▸ **REQUIRED TASK**
Copy out all of the material, matching it word for word.
---
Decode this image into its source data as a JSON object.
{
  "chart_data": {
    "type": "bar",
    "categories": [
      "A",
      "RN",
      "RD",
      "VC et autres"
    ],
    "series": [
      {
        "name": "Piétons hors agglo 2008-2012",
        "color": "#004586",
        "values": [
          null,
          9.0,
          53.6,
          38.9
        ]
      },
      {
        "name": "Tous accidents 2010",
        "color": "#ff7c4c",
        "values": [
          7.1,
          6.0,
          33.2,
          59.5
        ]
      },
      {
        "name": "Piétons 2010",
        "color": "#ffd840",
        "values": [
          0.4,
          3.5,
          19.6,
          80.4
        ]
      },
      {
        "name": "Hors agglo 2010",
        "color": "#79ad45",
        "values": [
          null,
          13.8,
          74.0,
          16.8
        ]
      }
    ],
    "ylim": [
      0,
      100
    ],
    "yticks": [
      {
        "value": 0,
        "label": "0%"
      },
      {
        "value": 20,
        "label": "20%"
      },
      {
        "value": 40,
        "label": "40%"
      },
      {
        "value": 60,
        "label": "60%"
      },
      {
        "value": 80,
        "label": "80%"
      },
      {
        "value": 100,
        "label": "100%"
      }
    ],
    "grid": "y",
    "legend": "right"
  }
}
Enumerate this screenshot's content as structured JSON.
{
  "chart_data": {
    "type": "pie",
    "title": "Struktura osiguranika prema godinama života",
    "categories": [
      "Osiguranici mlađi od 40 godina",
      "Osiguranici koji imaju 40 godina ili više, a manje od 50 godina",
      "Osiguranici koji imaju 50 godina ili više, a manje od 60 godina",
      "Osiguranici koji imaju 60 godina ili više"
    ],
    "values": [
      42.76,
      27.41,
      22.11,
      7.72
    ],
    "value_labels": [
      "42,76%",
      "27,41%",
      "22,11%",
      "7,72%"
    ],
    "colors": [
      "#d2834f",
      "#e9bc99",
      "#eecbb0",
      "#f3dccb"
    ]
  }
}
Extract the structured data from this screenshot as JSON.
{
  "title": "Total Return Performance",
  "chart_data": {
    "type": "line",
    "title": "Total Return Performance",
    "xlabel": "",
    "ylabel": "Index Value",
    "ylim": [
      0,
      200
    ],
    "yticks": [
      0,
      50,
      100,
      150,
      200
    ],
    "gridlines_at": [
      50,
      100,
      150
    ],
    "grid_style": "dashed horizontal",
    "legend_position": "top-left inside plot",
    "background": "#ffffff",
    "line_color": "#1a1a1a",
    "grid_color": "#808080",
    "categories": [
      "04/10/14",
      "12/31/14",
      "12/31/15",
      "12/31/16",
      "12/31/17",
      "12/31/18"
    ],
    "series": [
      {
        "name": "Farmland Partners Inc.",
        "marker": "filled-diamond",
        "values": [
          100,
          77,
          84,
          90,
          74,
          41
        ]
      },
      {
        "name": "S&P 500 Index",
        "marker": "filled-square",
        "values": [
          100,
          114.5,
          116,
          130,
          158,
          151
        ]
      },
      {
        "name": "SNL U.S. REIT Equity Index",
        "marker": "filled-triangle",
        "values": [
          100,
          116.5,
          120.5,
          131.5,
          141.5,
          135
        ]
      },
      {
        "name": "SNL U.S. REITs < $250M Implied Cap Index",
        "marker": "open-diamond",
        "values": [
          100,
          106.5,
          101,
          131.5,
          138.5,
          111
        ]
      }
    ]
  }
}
---
▸ **WRITTEN REPLY**
Decode this image into its source data as a JSON object.
{
  "chart_data": {
    "type": "bar",
    "categories": [
      "A",
      "RN",
      "RD",
      "VC et autres"
    ],
    "series": [
      {
        "name": "Piétons hors agglo 2008-2012",
        "color": "#004586",
        "values": [
          null,
          9.0,
          53.6,
          38.9
        ]
      },
      {
        "name": "Tous accidents 2010",
        "color": "#ff7c4c",
        "values": [
          7.1,
          6.0,
          33.2,
          59.5
        ]
      },
      {
        "name": "Piétons 2010",
        "color": "#ffd840",
        "values": [
          0.4,
          3.5,
          19.6,
          80.4
        ]
      },
      {
        "name": "Hors agglo 2010",
        "color": "#79ad45",
        "values": [
          null,
          13.8,
          74.0,
          16.8
        ]
      }
    ],
    "ylim": [
      0,
      100
    ],
    "yticks": [
      {
        "value": 0,
        "label": "0%"
      },
      {
        "value": 20,
        "label": "20%"
      },
      {
        "value": 40,
        "label": "40%"
      },
      {
        "value": 60,
        "label": "60%"
      },
      {
        "value": 80,
        "label": "80%"
      },
      {
        "value": 100,
        "label": "100%"
      }
    ],
    "grid": "y",
    "legend": "right"
  }
}
Enumerate this screenshot's content as structured JSON.
{
  "chart_data": {
    "type": "pie",
    "title": "Struktura osiguranika prema godinama života",
    "categories": [
      "Osiguranici mlađi od 40 godina",
      "Osiguranici koji imaju 40 godina ili više, a manje od 50 godina",
      "Osiguranici koji imaju 50 godina ili više, a manje od 60 godina",
      "Osiguranici koji imaju 60 godina ili više"
    ],
    "values": [
      42.76,
      27.41,
      22.11,
      7.72
    ],
    "value_labels": [
      "42,76%",
      "27,41%",
      "22,11%",
      "7,72%"
    ],
    "colors": [
      "#d2834f",
      "#e9bc99",
      "#eecbb0",
      "#f3dccb"
    ]
  }
}
Extract the structured data from this screenshot as JSON.
{
  "title": "Total Return Performance",
  "chart_data": {
    "type": "line",
    "title": "Total Return Performance",
    "xlabel": "",
    "ylabel": "Index Value",
    "ylim": [
      0,
      200
    ],
    "yticks": [
      0,
      50,
      100,
      150,
      200
    ],
    "gridlines_at": [
      50,
      100,
      150
    ],
    "grid_style": "dashed horizontal",
    "legend_position": "top-left inside plot",
    "background": "#ffffff",
    "line_color": "#1a1a1a",
    "grid_color": "#808080",
    "categories": [
      "04/10/14",
      "12/31/14",
      "12/31/15",
      "12/31/16",
      "12/31/17",
      "12/31/18"
    ],
    "series": [
      {
        "name": "Farmland Partners Inc.",
        "marker": "filled-diamond",
        "values": [
          100,
          77,
          84,
          90,
          74,
          41
        ]
      },
      {
        "name": "S&P 500 Index",
        "marker": "filled-square",
        "values": [
          100,
          114.5,
          116,
          130,
          158,
          151
        ]
      },
      {
        "name": "SNL U.S. REIT Equity Index",
        "marker": "filled-triangle",
        "values": [
          100,
          116.5,
          120.5,
          131.5,
          141.5,
          135
        ]
      },
      {
        "name": "SNL U.S. REITs < $250M Implied Cap Index",
        "marker": "open-diamond",
        "values": [
          100,
          106.5,
          101,
          131.5,
          138.5,
          111
        ]
      }
    ]
  }
}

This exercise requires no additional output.